> STATED TASK: Only the number is wanted: count the lines that contain "employees".

Collected data entries
#####

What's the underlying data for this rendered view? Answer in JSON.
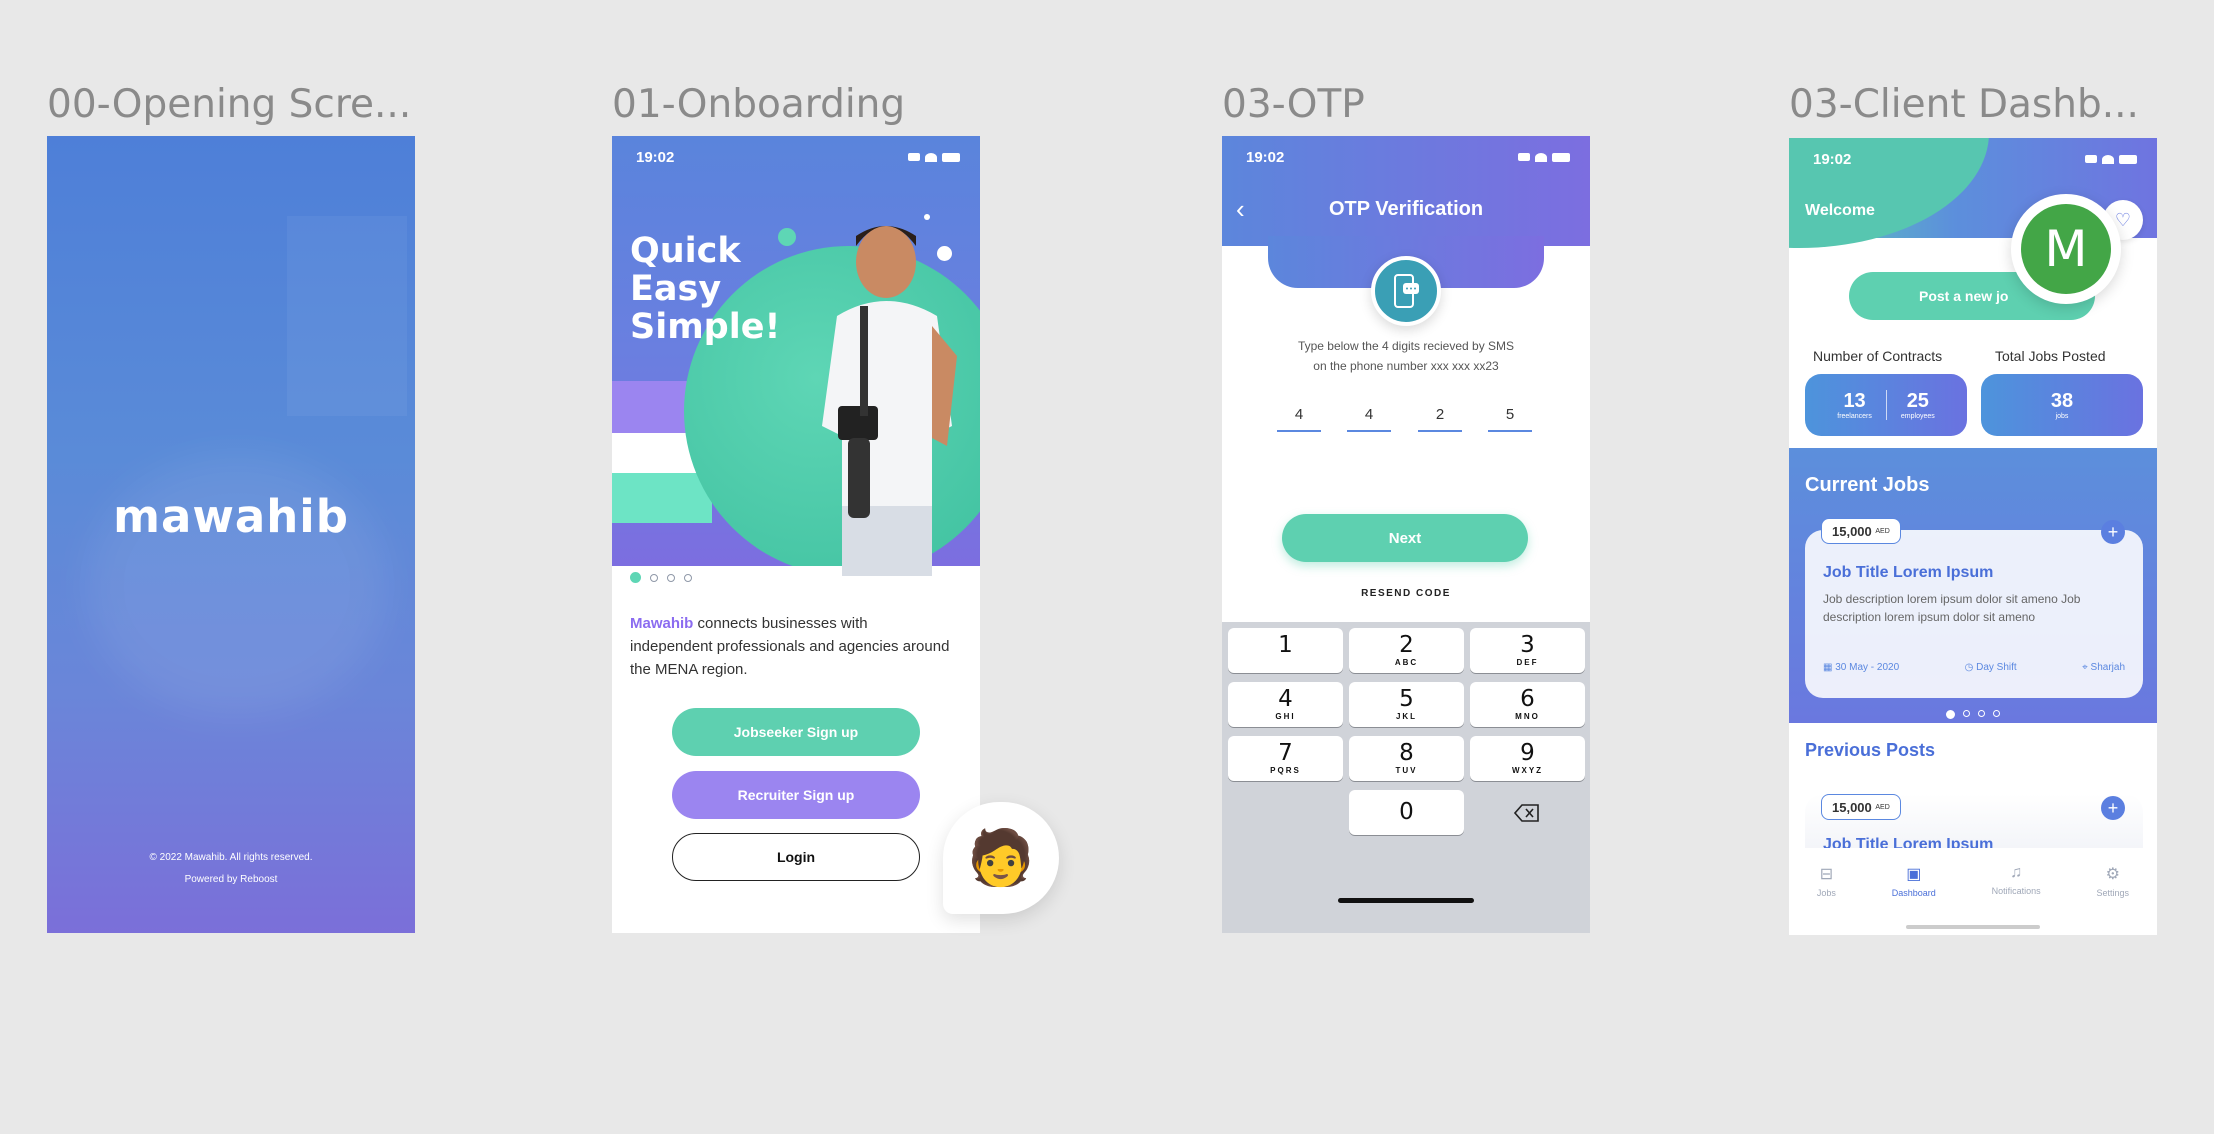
{
  "frames": {
    "opening": {
      "title": "00-Opening Scre...",
      "logo": "mawahib",
      "copyright": "© 2022 Mawahib. All rights reserved.",
      "powered": "Powered by Reboost"
    },
    "onboarding": {
      "title": "01-Onboarding",
      "time": "19:02",
      "headline": [
        "Quick",
        "Easy",
        "Simple!"
      ],
      "brand": "Mawahib",
      "intro": " connects businesses with independent professionals and agencies around the MENA region.",
      "jobseeker": "Jobseeker Sign up",
      "recruiter": "Recruiter Sign up",
      "login": "Login"
    },
    "otp": {
      "title": "03-OTP",
      "time": "19:02",
      "heading": "OTP Verification",
      "line1": "Type below the 4 digits recieved by SMS",
      "line2": "on the phone number xxx xxx xx23",
      "digits": [
        "4",
        "4",
        "2",
        "5"
      ],
      "next": "Next",
      "resend": "RESEND CODE",
      "keys": [
        {
          "n": "1",
          "l": ""
        },
        {
          "n": "2",
          "l": "ABC"
        },
        {
          "n": "3",
          "l": "DEF"
        },
        {
          "n": "4",
          "l": "GHI"
        },
        {
          "n": "5",
          "l": "JKL"
        },
        {
          "n": "6",
          "l": "MNO"
        },
        {
          "n": "7",
          "l": "PQRS"
        },
        {
          "n": "8",
          "l": "TUV"
        },
        {
          "n": "9",
          "l": "WXYZ"
        },
        {
          "n": "0",
          "l": ""
        }
      ]
    },
    "dashboard": {
      "title": "03-Client Dashb...",
      "time": "19:02",
      "welcome": "Welcome",
      "avatar_letter": "M",
      "post": "Post a new jo",
      "contracts_label": "Number of Contracts",
      "jobs_label": "Total Jobs Posted",
      "freelancers": "13",
      "freelancers_lbl": "freelancers",
      "employees": "25",
      "employees_lbl": "employees",
      "jobs": "38",
      "jobs_lbl": "jobs",
      "current": "Current Jobs",
      "salary": "15,000",
      "currency": "AED",
      "job_title": "Job Title Lorem Ipsum",
      "job_desc": "Job description lorem ipsum dolor sit ameno Job description lorem ipsum dolor sit ameno",
      "date": "30 May - 2020",
      "shift": "Day Shift",
      "city": "Sharjah",
      "previous": "Previous Posts",
      "nav": [
        "Jobs",
        "Dashboard",
        "Notifications",
        "Settings"
      ]
    }
  },
  "colors": {
    "teal": "#5ed0b0",
    "purple": "#8b6cf0",
    "blue": "#5b88e0"
  }
}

#####

> EXERCISE SOLUTION: 2